Transcribe all the entries word for word, skipping the pictures.

--- start Recorded information ---

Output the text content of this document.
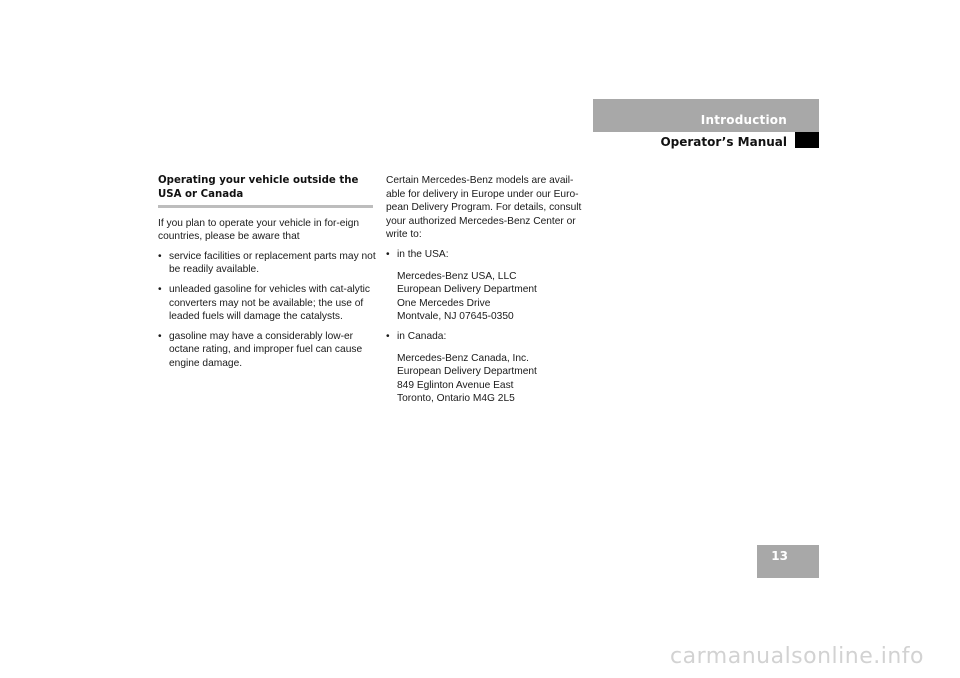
Introduction
Operator’s Manual
Operating your vehicle outside the USA or Canada

If you plan to operate your vehicle in for-eign countries, please be aware that

• service facilities or replacement parts may not be readily available.
• unleaded gasoline for vehicles with cat-alytic converters may not be available; the use of leaded fuels will damage the catalysts.
• gasoline may have a considerably low-er octane rating, and improper fuel can cause engine damage.

Certain Mercedes-Benz models are avail-able for delivery in Europe under our Euro-pean Delivery Program. For details, consult your authorized Mercedes-Benz Center or write to:

• in the USA:
Mercedes-Benz USA, LLC
European Delivery Department
One Mercedes Drive
Montvale, NJ 07645-0350
• in Canada:
Mercedes-Benz Canada, Inc.
European Delivery Department
849 Eglinton Avenue East
Toronto, Ontario M4G 2L5
13
carmanualsonline.info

--- end Recorded information ---

- Expected output
Output the text content of this document.
Introduction
Operator’s Manual
Operating your vehicle outside the USA or Canada

If you plan to operate your vehicle in for-eign countries, please be aware that

• service facilities or replacement parts may not be readily available.
• unleaded gasoline for vehicles with cat-alytic converters may not be available; the use of leaded fuels will damage the catalysts.
• gasoline may have a considerably low-er octane rating, and improper fuel can cause engine damage.

Certain Mercedes-Benz models are avail-able for delivery in Europe under our Euro-pean Delivery Program. For details, consult your authorized Mercedes-Benz Center or write to:

• in the USA:
Mercedes-Benz USA, LLC
European Delivery Department
One Mercedes Drive
Montvale, NJ 07645-0350
• in Canada:
Mercedes-Benz Canada, Inc.
European Delivery Department
849 Eglinton Avenue East
Toronto, Ontario M4G 2L5
13
carmanualsonline.info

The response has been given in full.